Go through the data below and gather each line containing "title".

[Entries with figure data]
# # # #

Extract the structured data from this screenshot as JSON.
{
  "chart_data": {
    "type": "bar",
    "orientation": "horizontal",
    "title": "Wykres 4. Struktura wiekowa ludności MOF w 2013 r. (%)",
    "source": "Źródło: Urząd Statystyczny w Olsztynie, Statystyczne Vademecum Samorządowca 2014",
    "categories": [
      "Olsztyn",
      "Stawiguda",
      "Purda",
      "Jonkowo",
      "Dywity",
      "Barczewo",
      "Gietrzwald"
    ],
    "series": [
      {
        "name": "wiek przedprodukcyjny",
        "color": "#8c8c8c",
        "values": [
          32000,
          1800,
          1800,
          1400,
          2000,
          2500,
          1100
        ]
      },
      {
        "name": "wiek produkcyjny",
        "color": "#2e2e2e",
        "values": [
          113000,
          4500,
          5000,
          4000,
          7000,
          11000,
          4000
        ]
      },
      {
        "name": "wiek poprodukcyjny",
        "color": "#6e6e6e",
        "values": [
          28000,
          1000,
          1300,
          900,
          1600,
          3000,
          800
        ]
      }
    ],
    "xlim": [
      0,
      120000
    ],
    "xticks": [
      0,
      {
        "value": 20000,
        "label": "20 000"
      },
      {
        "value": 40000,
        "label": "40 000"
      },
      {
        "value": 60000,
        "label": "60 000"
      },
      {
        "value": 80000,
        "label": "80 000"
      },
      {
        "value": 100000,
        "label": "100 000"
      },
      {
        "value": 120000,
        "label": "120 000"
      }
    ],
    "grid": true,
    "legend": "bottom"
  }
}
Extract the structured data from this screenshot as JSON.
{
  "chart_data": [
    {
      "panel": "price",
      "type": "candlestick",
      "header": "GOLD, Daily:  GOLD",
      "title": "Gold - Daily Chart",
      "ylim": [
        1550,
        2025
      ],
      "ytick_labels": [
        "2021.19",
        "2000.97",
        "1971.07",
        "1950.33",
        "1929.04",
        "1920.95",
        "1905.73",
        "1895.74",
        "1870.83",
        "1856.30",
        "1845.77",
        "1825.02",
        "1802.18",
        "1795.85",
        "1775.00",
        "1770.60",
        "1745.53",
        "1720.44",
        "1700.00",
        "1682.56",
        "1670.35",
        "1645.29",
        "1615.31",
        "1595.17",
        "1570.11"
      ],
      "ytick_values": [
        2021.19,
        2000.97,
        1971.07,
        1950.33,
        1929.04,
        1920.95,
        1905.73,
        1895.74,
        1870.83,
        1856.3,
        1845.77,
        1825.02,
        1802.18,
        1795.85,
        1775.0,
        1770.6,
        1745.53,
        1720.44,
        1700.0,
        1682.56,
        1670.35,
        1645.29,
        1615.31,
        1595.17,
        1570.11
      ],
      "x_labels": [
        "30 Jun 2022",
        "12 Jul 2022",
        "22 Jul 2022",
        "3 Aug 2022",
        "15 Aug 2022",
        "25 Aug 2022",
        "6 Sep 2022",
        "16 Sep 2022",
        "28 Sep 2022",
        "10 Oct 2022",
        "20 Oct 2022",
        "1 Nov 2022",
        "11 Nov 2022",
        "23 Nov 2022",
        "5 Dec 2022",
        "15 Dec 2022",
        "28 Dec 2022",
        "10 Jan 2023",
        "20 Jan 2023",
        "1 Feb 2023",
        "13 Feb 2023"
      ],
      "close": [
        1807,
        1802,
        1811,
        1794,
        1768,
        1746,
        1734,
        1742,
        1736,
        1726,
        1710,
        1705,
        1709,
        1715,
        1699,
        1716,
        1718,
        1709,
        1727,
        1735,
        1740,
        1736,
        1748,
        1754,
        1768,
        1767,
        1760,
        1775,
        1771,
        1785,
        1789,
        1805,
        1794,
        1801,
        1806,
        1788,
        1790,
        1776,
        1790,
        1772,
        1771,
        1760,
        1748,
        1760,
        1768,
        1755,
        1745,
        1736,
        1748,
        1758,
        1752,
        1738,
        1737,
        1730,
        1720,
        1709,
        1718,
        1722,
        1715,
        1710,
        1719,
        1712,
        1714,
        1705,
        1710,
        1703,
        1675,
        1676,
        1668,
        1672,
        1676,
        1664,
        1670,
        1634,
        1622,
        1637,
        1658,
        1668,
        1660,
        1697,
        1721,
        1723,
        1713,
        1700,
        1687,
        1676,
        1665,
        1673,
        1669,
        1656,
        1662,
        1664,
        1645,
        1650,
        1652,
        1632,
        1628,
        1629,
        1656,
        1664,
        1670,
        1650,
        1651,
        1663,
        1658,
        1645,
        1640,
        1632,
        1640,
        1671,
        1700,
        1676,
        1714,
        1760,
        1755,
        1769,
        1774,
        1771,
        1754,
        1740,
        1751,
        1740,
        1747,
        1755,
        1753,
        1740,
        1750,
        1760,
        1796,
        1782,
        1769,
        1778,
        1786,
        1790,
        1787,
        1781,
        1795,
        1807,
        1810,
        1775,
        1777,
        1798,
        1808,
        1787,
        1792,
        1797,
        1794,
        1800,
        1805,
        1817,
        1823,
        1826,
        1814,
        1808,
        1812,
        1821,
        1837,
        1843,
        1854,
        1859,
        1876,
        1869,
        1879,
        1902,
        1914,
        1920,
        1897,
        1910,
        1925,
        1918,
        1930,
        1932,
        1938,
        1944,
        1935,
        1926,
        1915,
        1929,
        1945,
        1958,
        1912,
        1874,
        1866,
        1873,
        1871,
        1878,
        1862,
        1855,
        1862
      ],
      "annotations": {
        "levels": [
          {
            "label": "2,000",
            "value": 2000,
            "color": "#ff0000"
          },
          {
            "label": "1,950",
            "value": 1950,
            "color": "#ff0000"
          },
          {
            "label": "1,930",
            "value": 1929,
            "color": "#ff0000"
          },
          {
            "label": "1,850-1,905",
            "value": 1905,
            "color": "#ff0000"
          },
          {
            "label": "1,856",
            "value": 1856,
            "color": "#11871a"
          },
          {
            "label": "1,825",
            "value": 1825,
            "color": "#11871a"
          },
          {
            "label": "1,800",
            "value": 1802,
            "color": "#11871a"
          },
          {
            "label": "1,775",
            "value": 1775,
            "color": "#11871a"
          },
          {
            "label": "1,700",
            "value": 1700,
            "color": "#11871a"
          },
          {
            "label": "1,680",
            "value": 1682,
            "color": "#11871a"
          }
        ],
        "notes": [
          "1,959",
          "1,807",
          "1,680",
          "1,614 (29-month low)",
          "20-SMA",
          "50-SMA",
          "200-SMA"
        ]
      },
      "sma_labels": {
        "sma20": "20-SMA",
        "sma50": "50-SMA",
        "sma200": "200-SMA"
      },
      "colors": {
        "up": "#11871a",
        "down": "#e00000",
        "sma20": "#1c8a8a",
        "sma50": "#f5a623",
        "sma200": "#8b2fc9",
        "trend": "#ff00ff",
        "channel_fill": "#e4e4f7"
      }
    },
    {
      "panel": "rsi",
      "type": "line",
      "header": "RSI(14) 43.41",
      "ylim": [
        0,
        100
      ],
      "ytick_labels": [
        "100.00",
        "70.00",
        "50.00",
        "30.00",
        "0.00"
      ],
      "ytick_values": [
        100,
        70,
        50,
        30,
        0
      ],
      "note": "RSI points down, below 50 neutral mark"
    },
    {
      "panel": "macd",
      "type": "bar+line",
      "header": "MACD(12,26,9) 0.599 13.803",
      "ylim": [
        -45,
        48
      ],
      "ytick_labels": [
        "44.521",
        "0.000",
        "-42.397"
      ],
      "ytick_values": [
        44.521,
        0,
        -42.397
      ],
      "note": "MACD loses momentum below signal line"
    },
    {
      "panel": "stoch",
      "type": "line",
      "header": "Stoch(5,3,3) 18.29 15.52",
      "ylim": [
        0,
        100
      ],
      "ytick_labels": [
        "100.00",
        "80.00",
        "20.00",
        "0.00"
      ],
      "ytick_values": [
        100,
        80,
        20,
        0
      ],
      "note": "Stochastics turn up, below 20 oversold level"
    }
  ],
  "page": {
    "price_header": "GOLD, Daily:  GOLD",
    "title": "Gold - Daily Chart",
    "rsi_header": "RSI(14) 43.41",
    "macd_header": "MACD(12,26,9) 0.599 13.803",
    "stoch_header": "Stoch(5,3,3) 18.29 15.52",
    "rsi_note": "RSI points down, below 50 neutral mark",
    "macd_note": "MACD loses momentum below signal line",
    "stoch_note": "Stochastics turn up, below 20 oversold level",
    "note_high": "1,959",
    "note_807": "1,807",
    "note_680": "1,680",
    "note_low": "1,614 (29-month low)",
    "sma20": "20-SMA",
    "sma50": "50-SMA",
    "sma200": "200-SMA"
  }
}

# # # #

→ Exercise solution:
    "title": "Wykres 4. Struktura wiekowa ludności MOF w 2013 r. (%)",
      "title": "Gold - Daily Chart",
    "title": "Gold - Daily Chart",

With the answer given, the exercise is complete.